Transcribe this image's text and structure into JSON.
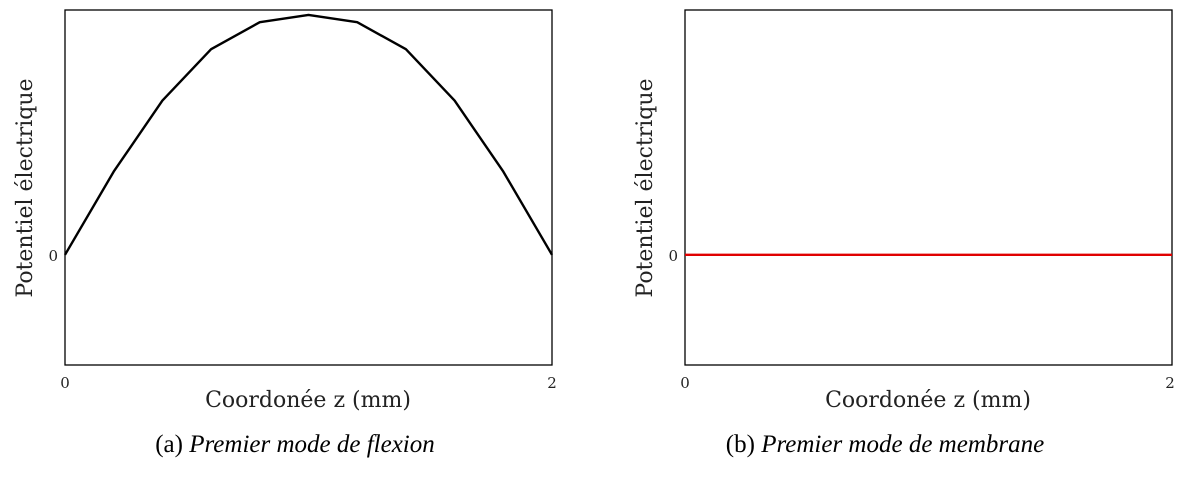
{
  "chart_data": [
    {
      "type": "line",
      "xlabel": "Coordonée z (mm)",
      "ylabel": "Potentiel électrique",
      "xlim": [
        0,
        2
      ],
      "ylim": [
        -0.45,
        1.0
      ],
      "x_ticks": [
        "0",
        "2"
      ],
      "y_ticks": [
        {
          "value": 0,
          "label": "0"
        }
      ],
      "grid": false,
      "series": [
        {
          "color": "#000000",
          "x": [
            0,
            0.2,
            0.4,
            0.6,
            0.8,
            1.0,
            1.2,
            1.4,
            1.6,
            1.8,
            2.0
          ],
          "y": [
            0,
            0.34,
            0.63,
            0.84,
            0.95,
            0.98,
            0.95,
            0.84,
            0.63,
            0.34,
            0
          ]
        }
      ],
      "caption_prefix": "(a)",
      "caption_text": "Premier mode de flexion"
    },
    {
      "type": "line",
      "xlabel": "Coordonée z (mm)",
      "ylabel": "Potentiel électrique",
      "xlim": [
        0,
        2
      ],
      "ylim": [
        -0.45,
        1.0
      ],
      "x_ticks": [
        "0",
        "2"
      ],
      "y_ticks": [
        {
          "value": 0,
          "label": "0"
        }
      ],
      "grid": false,
      "series": [
        {
          "color": "#e00000",
          "x": [
            0,
            2
          ],
          "y": [
            0,
            0
          ]
        }
      ],
      "caption_prefix": "(b)",
      "caption_text": "Premier mode de membrane"
    }
  ]
}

◆ **EXERCISE DIRECTIONS**
Reproduce all the records verbatim, excluding images.

◆ **PROBLEM SOLUTION**
Transcribe this image's text and structure into JSON.
{
  "chart_data": [
    {
      "type": "line",
      "xlabel": "Coordonée z (mm)",
      "ylabel": "Potentiel électrique",
      "xlim": [
        0,
        2
      ],
      "ylim": [
        -0.45,
        1.0
      ],
      "x_ticks": [
        "0",
        "2"
      ],
      "y_ticks": [
        {
          "value": 0,
          "label": "0"
        }
      ],
      "grid": false,
      "series": [
        {
          "color": "#000000",
          "x": [
            0,
            0.2,
            0.4,
            0.6,
            0.8,
            1.0,
            1.2,
            1.4,
            1.6,
            1.8,
            2.0
          ],
          "y": [
            0,
            0.34,
            0.63,
            0.84,
            0.95,
            0.98,
            0.95,
            0.84,
            0.63,
            0.34,
            0
          ]
        }
      ],
      "caption_prefix": "(a)",
      "caption_text": "Premier mode de flexion"
    },
    {
      "type": "line",
      "xlabel": "Coordonée z (mm)",
      "ylabel": "Potentiel électrique",
      "xlim": [
        0,
        2
      ],
      "ylim": [
        -0.45,
        1.0
      ],
      "x_ticks": [
        "0",
        "2"
      ],
      "y_ticks": [
        {
          "value": 0,
          "label": "0"
        }
      ],
      "grid": false,
      "series": [
        {
          "color": "#e00000",
          "x": [
            0,
            2
          ],
          "y": [
            0,
            0
          ]
        }
      ],
      "caption_prefix": "(b)",
      "caption_text": "Premier mode de membrane"
    }
  ]
}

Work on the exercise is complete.